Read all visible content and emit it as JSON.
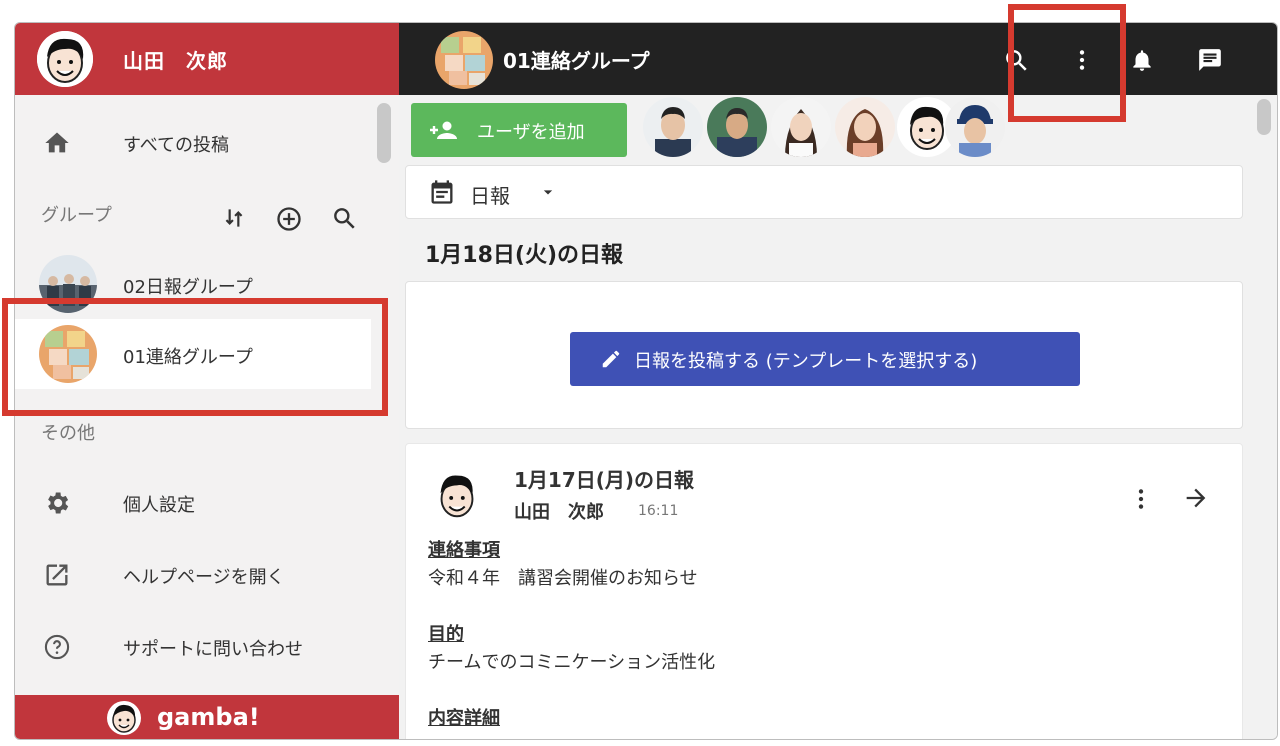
{
  "user": {
    "name": "山田　次郎"
  },
  "sidebar": {
    "all_posts": "すべての投稿",
    "groups_label": "グループ",
    "groups": [
      {
        "name": "02日報グループ"
      },
      {
        "name": "01連絡グループ"
      }
    ],
    "other_label": "その他",
    "other_items": [
      {
        "label": "個人設定",
        "icon": "gear-icon"
      },
      {
        "label": "ヘルプページを開く",
        "icon": "open-in-new-icon"
      },
      {
        "label": "サポートに問い合わせ",
        "icon": "help-circle-icon"
      }
    ],
    "brand": "gamba!"
  },
  "header": {
    "group_title": "01連絡グループ"
  },
  "main": {
    "add_user_label": "ユーザを追加",
    "report_type": "日報",
    "today_title": "1月18日(火)の日報",
    "post_button": "日報を投稿する (テンプレートを選択する)",
    "report": {
      "title": "1月17日(月)の日報",
      "author": "山田　次郎",
      "time": "16:11",
      "fields": [
        {
          "heading": "連絡事項",
          "value": "令和４年　講習会開催のお知らせ"
        },
        {
          "heading": "目的",
          "value": "チームでのコミニケーション活性化"
        },
        {
          "heading": "内容詳細",
          "value": ""
        }
      ]
    }
  },
  "colors": {
    "brand_red": "#c1363c",
    "topbar": "#222222",
    "add_user_green": "#5cb85c",
    "post_blue": "#3f51b5",
    "highlight": "#d53a2f"
  }
}
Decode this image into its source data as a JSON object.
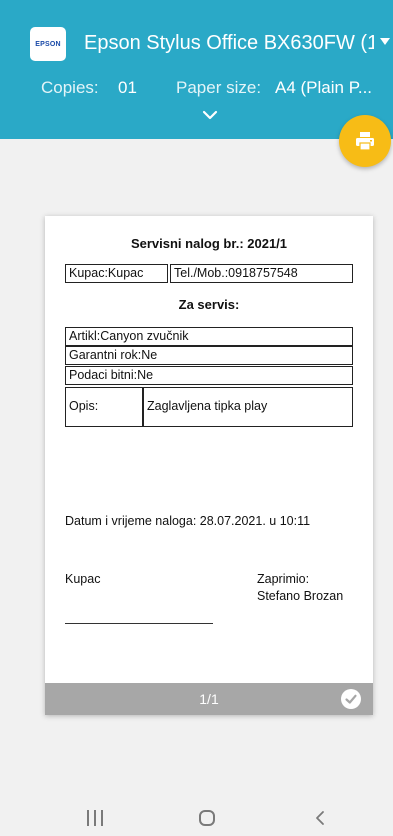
{
  "header": {
    "logo_text": "EPSON",
    "printer_name": "Epson Stylus Office BX630FW (1...",
    "copies_label": "Copies:",
    "copies_value": "01",
    "paper_size_label": "Paper size:",
    "paper_size_value": "A4 (Plain P..."
  },
  "document": {
    "title": "Servisni nalog br.: 2021/1",
    "customer": "Kupac:Kupac",
    "phone": "Tel./Mob.:0918757548",
    "section_title": "Za servis:",
    "article": "Artikl:Canyon zvučnik",
    "warranty": "Garantni rok:Ne",
    "important_data": "Podaci bitni:Ne",
    "description_label": "Opis:",
    "description_value": "Zaglavljena tipka play",
    "datetime": "Datum i vrijeme naloga: 28.07.2021. u 10:11",
    "customer_sign_label": "Kupac",
    "received_label": "Zaprimio:",
    "received_by": "Stefano Brozan"
  },
  "preview": {
    "page_count": "1/1"
  },
  "colors": {
    "header": "#2aa9c7",
    "fab": "#f7bc16",
    "page_bar": "#a7a7a7"
  }
}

-----

▶ [Problem requirements]
The records above must be printed exactly; the pictures stay out.

▶ [Task response]
Read all visible content and emit it as JSON.
{
  "user": {
    "name": "山田　次郎"
  },
  "sidebar": {
    "all_posts": "すべての投稿",
    "groups_label": "グループ",
    "groups": [
      {
        "name": "02日報グループ"
      },
      {
        "name": "01連絡グループ"
      }
    ],
    "other_label": "その他",
    "other_items": [
      {
        "label": "個人設定",
        "icon": "gear-icon"
      },
      {
        "label": "ヘルプページを開く",
        "icon": "open-in-new-icon"
      },
      {
        "label": "サポートに問い合わせ",
        "icon": "help-circle-icon"
      }
    ],
    "brand": "gamba!"
  },
  "header": {
    "group_title": "01連絡グループ"
  },
  "main": {
    "add_user_label": "ユーザを追加",
    "report_type": "日報",
    "today_title": "1月18日(火)の日報",
    "post_button": "日報を投稿する (テンプレートを選択する)",
    "report": {
      "title": "1月17日(月)の日報",
      "author": "山田　次郎",
      "time": "16:11",
      "fields": [
        {
          "heading": "連絡事項",
          "value": "令和４年　講習会開催のお知らせ"
        },
        {
          "heading": "目的",
          "value": "チームでのコミニケーション活性化"
        },
        {
          "heading": "内容詳細",
          "value": ""
        }
      ]
    }
  },
  "colors": {
    "brand_red": "#c1363c",
    "topbar": "#222222",
    "add_user_green": "#5cb85c",
    "post_blue": "#3f51b5",
    "highlight": "#d53a2f"
  }
}
Decode this image into its source data as a JSON object.
{
  "header": {
    "logo_text": "EPSON",
    "printer_name": "Epson Stylus Office BX630FW (1...",
    "copies_label": "Copies:",
    "copies_value": "01",
    "paper_size_label": "Paper size:",
    "paper_size_value": "A4 (Plain P..."
  },
  "document": {
    "title": "Servisni nalog br.: 2021/1",
    "customer": "Kupac:Kupac",
    "phone": "Tel./Mob.:0918757548",
    "section_title": "Za servis:",
    "article": "Artikl:Canyon zvučnik",
    "warranty": "Garantni rok:Ne",
    "important_data": "Podaci bitni:Ne",
    "description_label": "Opis:",
    "description_value": "Zaglavljena tipka play",
    "datetime": "Datum i vrijeme naloga: 28.07.2021. u 10:11",
    "customer_sign_label": "Kupac",
    "received_label": "Zaprimio:",
    "received_by": "Stefano Brozan"
  },
  "preview": {
    "page_count": "1/1"
  },
  "colors": {
    "header": "#2aa9c7",
    "fab": "#f7bc16",
    "page_bar": "#a7a7a7"
  }
}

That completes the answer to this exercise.